(Data items)
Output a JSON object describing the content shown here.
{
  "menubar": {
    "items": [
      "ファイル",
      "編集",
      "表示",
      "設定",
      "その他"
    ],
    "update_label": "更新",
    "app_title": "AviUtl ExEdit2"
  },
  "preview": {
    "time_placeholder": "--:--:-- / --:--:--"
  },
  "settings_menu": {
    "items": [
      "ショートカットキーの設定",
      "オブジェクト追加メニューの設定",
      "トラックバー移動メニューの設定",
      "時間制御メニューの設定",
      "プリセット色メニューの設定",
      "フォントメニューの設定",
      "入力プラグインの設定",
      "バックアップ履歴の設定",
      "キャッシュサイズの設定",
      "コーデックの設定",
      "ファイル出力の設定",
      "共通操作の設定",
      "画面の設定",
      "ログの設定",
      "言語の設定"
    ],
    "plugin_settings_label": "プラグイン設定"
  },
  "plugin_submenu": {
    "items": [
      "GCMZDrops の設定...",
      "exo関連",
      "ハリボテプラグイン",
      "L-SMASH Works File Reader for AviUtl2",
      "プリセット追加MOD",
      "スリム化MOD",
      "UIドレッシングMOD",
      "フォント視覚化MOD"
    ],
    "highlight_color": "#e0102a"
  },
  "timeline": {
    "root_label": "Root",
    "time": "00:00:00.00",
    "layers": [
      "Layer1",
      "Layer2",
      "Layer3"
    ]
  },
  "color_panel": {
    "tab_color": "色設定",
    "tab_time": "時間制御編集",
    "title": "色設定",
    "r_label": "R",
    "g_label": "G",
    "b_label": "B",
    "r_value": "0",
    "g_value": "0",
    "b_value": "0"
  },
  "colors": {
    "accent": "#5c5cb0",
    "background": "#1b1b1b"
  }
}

Exercise directions
Transcribe the material above word for word.

Exercise solution
Output a JSON object describing the content shown here.
{
  "menubar": {
    "items": [
      "ファイル",
      "編集",
      "表示",
      "設定",
      "その他"
    ],
    "update_label": "更新",
    "app_title": "AviUtl ExEdit2"
  },
  "preview": {
    "time_placeholder": "--:--:-- / --:--:--"
  },
  "settings_menu": {
    "items": [
      "ショートカットキーの設定",
      "オブジェクト追加メニューの設定",
      "トラックバー移動メニューの設定",
      "時間制御メニューの設定",
      "プリセット色メニューの設定",
      "フォントメニューの設定",
      "入力プラグインの設定",
      "バックアップ履歴の設定",
      "キャッシュサイズの設定",
      "コーデックの設定",
      "ファイル出力の設定",
      "共通操作の設定",
      "画面の設定",
      "ログの設定",
      "言語の設定"
    ],
    "plugin_settings_label": "プラグイン設定"
  },
  "plugin_submenu": {
    "items": [
      "GCMZDrops の設定...",
      "exo関連",
      "ハリボテプラグイン",
      "L-SMASH Works File Reader for AviUtl2",
      "プリセット追加MOD",
      "スリム化MOD",
      "UIドレッシングMOD",
      "フォント視覚化MOD"
    ],
    "highlight_color": "#e0102a"
  },
  "timeline": {
    "root_label": "Root",
    "time": "00:00:00.00",
    "layers": [
      "Layer1",
      "Layer2",
      "Layer3"
    ]
  },
  "color_panel": {
    "tab_color": "色設定",
    "tab_time": "時間制御編集",
    "title": "色設定",
    "r_label": "R",
    "g_label": "G",
    "b_label": "B",
    "r_value": "0",
    "g_value": "0",
    "b_value": "0"
  },
  "colors": {
    "accent": "#5c5cb0",
    "background": "#1b1b1b"
  }
}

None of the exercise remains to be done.